> **GIVEN INSTRUCTION**: Give only the lines from the one containing "Extract the chart's" through the end of the material below, exactly as written.
***
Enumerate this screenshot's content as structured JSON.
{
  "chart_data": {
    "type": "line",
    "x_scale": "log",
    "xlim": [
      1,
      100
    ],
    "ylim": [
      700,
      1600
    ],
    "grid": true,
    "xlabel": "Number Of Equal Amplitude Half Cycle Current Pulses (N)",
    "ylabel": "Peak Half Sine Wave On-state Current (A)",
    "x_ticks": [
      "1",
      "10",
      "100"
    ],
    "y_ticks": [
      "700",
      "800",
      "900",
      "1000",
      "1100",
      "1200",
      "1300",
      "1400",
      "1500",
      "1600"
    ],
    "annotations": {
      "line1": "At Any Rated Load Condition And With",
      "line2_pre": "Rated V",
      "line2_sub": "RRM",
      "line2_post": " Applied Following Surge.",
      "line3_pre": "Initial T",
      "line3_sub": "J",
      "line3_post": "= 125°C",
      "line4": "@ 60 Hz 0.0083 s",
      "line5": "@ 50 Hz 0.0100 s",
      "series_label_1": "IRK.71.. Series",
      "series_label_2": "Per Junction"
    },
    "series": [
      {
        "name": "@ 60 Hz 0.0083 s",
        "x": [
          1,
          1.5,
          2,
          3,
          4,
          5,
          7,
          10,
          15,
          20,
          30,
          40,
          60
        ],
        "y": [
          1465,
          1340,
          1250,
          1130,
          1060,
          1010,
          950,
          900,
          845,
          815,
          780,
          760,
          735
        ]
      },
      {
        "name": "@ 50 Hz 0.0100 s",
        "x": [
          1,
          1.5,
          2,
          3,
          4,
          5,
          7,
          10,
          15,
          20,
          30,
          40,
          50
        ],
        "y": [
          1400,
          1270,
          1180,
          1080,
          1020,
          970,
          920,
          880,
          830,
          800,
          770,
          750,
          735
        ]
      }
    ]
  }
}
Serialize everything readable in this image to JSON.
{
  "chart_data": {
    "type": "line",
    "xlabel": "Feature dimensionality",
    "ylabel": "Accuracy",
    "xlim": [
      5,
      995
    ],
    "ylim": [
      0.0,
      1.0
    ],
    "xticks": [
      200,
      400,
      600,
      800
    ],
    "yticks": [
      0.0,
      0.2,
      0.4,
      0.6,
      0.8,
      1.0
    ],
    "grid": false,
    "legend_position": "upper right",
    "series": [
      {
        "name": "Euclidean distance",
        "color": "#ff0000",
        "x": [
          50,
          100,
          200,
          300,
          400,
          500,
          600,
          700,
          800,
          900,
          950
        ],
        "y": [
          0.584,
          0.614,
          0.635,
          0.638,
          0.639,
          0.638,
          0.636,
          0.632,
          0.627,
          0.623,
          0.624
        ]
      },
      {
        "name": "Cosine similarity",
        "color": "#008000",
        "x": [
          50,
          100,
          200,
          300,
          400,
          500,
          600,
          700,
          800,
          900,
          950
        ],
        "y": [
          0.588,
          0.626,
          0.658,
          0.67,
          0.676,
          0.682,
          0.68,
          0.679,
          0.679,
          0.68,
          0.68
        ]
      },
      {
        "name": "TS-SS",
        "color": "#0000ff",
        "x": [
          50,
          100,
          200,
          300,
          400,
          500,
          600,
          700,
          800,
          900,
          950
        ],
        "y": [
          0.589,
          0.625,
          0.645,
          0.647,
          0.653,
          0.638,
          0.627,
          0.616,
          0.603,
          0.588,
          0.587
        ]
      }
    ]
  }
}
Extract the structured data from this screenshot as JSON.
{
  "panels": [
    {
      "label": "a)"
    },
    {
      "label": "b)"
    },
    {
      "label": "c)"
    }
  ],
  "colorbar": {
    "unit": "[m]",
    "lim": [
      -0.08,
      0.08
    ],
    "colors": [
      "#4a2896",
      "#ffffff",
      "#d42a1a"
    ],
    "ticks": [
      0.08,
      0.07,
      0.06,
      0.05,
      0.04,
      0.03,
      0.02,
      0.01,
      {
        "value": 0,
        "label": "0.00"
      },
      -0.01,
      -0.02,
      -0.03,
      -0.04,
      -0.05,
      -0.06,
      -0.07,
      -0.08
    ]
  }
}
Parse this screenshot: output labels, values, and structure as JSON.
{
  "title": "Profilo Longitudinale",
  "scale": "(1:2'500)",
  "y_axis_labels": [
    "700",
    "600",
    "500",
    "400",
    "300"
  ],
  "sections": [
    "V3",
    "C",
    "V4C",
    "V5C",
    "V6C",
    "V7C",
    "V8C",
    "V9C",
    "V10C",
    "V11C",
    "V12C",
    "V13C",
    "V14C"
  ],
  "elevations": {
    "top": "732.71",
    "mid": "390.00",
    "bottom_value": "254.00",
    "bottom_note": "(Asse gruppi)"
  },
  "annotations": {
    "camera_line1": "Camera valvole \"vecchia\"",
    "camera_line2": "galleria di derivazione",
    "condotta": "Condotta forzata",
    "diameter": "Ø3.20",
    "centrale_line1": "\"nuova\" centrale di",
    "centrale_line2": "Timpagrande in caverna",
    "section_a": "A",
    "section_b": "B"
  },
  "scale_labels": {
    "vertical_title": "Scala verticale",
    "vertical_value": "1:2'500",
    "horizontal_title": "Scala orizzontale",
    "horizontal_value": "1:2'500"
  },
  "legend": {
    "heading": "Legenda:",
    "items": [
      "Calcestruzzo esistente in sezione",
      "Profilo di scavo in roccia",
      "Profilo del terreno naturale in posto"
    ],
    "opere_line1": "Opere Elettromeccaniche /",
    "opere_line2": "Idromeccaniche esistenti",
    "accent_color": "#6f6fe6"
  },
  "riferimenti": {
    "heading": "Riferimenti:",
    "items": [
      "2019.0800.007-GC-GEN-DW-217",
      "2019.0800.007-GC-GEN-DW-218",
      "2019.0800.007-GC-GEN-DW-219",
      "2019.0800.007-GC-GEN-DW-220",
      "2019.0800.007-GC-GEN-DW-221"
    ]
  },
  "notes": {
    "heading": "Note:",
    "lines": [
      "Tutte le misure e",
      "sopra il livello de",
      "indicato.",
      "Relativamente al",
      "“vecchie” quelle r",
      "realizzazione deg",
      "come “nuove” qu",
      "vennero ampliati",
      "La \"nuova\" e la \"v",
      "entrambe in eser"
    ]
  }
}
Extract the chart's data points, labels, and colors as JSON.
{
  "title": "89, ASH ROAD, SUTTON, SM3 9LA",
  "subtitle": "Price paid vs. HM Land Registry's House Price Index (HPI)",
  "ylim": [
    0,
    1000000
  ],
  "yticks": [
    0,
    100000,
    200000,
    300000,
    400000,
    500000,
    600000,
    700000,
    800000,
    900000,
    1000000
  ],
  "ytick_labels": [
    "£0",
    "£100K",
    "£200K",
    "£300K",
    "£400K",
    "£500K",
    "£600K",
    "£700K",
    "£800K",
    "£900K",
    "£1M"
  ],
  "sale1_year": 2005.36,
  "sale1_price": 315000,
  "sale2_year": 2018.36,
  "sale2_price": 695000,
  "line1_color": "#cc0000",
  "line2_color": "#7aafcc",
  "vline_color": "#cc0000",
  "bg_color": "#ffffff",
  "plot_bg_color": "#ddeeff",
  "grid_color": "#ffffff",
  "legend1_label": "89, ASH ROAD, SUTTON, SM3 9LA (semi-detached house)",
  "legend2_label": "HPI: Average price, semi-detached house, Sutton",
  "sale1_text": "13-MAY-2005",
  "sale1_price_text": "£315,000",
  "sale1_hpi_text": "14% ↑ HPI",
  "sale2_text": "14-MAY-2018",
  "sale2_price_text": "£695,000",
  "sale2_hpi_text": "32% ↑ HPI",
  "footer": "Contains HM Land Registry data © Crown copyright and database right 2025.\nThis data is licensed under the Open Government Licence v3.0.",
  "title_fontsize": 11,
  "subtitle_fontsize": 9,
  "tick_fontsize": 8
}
***
> **WRITTEN ANSWER**:
Extract the chart's data points, labels, and colors as JSON.
{
  "title": "89, ASH ROAD, SUTTON, SM3 9LA",
  "subtitle": "Price paid vs. HM Land Registry's House Price Index (HPI)",
  "ylim": [
    0,
    1000000
  ],
  "yticks": [
    0,
    100000,
    200000,
    300000,
    400000,
    500000,
    600000,
    700000,
    800000,
    900000,
    1000000
  ],
  "ytick_labels": [
    "£0",
    "£100K",
    "£200K",
    "£300K",
    "£400K",
    "£500K",
    "£600K",
    "£700K",
    "£800K",
    "£900K",
    "£1M"
  ],
  "sale1_year": 2005.36,
  "sale1_price": 315000,
  "sale2_year": 2018.36,
  "sale2_price": 695000,
  "line1_color": "#cc0000",
  "line2_color": "#7aafcc",
  "vline_color": "#cc0000",
  "bg_color": "#ffffff",
  "plot_bg_color": "#ddeeff",
  "grid_color": "#ffffff",
  "legend1_label": "89, ASH ROAD, SUTTON, SM3 9LA (semi-detached house)",
  "legend2_label": "HPI: Average price, semi-detached house, Sutton",
  "sale1_text": "13-MAY-2005",
  "sale1_price_text": "£315,000",
  "sale1_hpi_text": "14% ↑ HPI",
  "sale2_text": "14-MAY-2018",
  "sale2_price_text": "£695,000",
  "sale2_hpi_text": "32% ↑ HPI",
  "footer": "Contains HM Land Registry data © Crown copyright and database right 2025.\nThis data is licensed under the Open Government Licence v3.0.",
  "title_fontsize": 11,
  "subtitle_fontsize": 9,
  "tick_fontsize": 8
}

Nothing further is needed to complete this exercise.